Data records
────

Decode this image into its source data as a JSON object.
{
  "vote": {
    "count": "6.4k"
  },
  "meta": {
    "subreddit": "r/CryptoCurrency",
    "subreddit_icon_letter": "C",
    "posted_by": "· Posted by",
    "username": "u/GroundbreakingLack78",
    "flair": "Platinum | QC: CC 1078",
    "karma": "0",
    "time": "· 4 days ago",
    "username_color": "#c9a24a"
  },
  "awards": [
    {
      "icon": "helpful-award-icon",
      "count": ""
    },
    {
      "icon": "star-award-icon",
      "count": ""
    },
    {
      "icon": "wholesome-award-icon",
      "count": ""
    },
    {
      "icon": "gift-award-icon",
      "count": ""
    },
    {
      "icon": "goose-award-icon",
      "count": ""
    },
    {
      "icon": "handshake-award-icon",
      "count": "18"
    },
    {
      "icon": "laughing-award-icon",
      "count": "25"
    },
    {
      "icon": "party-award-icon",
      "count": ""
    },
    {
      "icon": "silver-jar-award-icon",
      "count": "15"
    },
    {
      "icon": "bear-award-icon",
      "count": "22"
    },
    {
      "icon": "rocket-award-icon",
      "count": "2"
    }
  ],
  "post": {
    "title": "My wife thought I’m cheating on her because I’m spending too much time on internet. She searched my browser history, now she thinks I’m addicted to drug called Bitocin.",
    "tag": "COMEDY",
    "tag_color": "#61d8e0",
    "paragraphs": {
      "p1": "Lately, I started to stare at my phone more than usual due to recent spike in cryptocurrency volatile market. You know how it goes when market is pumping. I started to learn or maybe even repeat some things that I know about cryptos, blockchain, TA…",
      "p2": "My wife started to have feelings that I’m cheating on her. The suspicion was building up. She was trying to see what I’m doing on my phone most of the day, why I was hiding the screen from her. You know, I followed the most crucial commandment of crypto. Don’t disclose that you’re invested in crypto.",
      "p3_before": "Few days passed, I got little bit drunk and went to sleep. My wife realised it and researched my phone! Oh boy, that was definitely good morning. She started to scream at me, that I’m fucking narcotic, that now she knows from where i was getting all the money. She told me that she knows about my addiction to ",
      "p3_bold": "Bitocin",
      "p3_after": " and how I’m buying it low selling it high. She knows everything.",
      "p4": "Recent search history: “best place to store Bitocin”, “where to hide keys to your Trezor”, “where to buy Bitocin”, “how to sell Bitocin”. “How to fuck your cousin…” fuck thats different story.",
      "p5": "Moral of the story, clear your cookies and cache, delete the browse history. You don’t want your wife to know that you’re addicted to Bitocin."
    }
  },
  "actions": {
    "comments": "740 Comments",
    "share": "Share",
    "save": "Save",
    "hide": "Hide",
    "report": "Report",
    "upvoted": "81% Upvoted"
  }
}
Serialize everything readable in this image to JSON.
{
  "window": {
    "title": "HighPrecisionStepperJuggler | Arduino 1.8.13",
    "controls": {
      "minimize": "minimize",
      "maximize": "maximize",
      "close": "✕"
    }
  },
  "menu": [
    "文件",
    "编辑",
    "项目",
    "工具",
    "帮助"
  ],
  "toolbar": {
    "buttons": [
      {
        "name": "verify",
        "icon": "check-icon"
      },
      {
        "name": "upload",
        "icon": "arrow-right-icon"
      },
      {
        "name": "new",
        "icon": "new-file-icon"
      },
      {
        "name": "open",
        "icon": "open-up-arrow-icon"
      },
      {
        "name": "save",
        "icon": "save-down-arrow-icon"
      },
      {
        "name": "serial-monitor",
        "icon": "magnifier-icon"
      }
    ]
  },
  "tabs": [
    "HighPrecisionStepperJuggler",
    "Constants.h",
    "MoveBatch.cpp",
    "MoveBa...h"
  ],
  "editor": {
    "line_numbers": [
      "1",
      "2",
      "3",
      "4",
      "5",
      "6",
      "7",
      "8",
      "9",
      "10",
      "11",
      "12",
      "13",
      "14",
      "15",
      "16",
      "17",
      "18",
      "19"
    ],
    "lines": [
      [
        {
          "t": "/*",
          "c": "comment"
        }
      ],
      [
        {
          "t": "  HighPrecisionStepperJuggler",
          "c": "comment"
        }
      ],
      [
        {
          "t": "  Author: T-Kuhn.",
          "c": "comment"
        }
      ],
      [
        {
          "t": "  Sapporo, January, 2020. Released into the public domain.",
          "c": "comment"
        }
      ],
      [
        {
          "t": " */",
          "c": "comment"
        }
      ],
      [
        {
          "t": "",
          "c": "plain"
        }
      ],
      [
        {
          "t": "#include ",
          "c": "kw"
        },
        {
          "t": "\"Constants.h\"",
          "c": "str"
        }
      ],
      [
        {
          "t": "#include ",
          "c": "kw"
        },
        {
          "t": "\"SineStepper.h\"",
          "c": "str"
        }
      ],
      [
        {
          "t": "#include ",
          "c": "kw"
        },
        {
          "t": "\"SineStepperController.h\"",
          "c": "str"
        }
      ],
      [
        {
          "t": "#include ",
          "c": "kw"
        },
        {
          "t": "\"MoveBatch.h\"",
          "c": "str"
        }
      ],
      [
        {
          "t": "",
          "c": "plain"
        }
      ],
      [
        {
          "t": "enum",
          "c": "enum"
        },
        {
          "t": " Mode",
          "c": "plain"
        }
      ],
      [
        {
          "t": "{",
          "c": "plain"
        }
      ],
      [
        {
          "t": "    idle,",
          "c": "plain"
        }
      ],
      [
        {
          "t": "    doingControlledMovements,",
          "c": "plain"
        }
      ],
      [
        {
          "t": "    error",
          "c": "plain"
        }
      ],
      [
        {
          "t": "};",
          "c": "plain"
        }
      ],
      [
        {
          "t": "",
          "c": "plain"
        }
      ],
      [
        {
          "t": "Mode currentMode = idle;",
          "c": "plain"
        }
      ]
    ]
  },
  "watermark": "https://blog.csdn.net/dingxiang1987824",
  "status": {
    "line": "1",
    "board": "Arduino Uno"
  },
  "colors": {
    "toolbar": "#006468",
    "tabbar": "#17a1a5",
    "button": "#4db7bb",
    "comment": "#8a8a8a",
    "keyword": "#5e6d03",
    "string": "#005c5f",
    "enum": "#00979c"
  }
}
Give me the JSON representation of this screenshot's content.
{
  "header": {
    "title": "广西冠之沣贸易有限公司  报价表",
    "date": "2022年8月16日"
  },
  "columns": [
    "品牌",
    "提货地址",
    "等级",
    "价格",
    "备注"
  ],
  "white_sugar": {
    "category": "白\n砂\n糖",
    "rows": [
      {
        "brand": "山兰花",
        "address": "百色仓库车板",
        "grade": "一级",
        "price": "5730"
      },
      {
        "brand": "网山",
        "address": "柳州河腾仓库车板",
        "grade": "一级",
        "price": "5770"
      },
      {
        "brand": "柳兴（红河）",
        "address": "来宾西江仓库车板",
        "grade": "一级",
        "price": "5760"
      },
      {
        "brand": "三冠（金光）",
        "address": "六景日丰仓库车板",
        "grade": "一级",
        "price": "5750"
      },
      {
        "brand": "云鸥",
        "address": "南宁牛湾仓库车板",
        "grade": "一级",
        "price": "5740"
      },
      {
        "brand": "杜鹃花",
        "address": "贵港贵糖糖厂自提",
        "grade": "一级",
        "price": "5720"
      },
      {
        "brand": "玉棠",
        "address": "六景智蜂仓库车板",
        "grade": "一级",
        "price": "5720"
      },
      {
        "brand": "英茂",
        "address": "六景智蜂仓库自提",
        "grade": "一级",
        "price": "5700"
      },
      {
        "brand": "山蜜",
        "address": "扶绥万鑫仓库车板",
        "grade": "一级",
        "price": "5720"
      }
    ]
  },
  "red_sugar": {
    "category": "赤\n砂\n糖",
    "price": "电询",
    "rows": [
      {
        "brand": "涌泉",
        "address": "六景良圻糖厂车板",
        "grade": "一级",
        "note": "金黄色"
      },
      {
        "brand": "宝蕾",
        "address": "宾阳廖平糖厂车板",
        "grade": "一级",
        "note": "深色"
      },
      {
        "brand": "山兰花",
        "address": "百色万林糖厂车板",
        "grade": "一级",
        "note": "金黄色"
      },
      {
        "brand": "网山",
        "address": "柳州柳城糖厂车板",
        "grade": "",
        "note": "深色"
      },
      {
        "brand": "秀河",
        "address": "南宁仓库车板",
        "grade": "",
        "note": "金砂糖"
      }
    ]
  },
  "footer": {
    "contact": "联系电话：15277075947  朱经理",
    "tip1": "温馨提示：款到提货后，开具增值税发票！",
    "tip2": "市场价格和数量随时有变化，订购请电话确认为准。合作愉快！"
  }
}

────

--- Objective ---
Identify every line where the string "days" appears.

--- Solved problem ---
    "time": "· 4 days ago",
      "p3_before": "Few days passed, I got little bit drunk and went to sleep. My wife realised it and researched my phone! Oh boy, that was definitely good morning. She started to scream at me, that I’m fucking narcotic, that now she knows from where i was getting all the money. She told me that she knows about my addiction to ",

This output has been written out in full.